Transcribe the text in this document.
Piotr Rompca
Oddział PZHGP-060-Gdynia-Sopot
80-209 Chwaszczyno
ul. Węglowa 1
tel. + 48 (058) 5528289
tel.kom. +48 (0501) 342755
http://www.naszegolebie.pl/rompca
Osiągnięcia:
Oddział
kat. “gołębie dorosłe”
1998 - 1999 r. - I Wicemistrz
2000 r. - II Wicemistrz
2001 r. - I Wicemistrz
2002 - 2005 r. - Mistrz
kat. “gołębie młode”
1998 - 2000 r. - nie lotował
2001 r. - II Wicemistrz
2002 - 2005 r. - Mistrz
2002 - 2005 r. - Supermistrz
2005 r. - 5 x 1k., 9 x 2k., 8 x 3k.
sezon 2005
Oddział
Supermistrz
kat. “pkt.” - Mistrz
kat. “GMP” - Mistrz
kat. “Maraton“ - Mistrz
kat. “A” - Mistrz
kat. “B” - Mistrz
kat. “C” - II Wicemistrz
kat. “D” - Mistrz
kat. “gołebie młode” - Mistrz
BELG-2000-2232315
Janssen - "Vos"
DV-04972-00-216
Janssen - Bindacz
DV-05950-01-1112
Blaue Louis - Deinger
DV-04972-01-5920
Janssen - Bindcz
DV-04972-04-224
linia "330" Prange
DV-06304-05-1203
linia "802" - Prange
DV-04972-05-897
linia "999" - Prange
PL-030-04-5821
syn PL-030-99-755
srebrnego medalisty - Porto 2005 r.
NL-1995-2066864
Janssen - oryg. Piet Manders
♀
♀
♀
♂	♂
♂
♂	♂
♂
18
--------------------------------------------------
- WHAT THE TASK REQUIRES -
All of the records must be repeated exactly.

- FULL SOLUTION -
Transcribe the text in this document.
Piotr Rompca
Oddział PZHGP-060-Gdynia-Sopot
80-209 Chwaszczyno
ul. Węglowa 1
tel. + 48 (058) 5528289
tel.kom. +48 (0501) 342755
http://www.naszegolebie.pl/rompca
Osiągnięcia:
Oddział
kat. “gołębie dorosłe”
1998 - 1999 r. - I Wicemistrz
2000 r. - II Wicemistrz
2001 r. - I Wicemistrz
2002 - 2005 r. - Mistrz
kat. “gołębie młode”
1998 - 2000 r. - nie lotował
2001 r. - II Wicemistrz
2002 - 2005 r. - Mistrz
2002 - 2005 r. - Supermistrz
2005 r. - 5 x 1k., 9 x 2k., 8 x 3k.
sezon 2005
Oddział
Supermistrz
kat. “pkt.” - Mistrz
kat. “GMP” - Mistrz
kat. “Maraton“ - Mistrz
kat. “A” - Mistrz
kat. “B” - Mistrz
kat. “C” - II Wicemistrz
kat. “D” - Mistrz
kat. “gołebie młode” - Mistrz
BELG-2000-2232315
Janssen - "Vos"
DV-04972-00-216
Janssen - Bindacz
DV-05950-01-1112
Blaue Louis - Deinger
DV-04972-01-5920
Janssen - Bindcz
DV-04972-04-224
linia "330" Prange
DV-06304-05-1203
linia "802" - Prange
DV-04972-05-897
linia "999" - Prange
PL-030-04-5821
syn PL-030-99-755
srebrnego medalisty - Porto 2005 r.
NL-1995-2066864
Janssen - oryg. Piet Manders
♀
♀
♀
♂	♂
♂
♂	♂
♂
18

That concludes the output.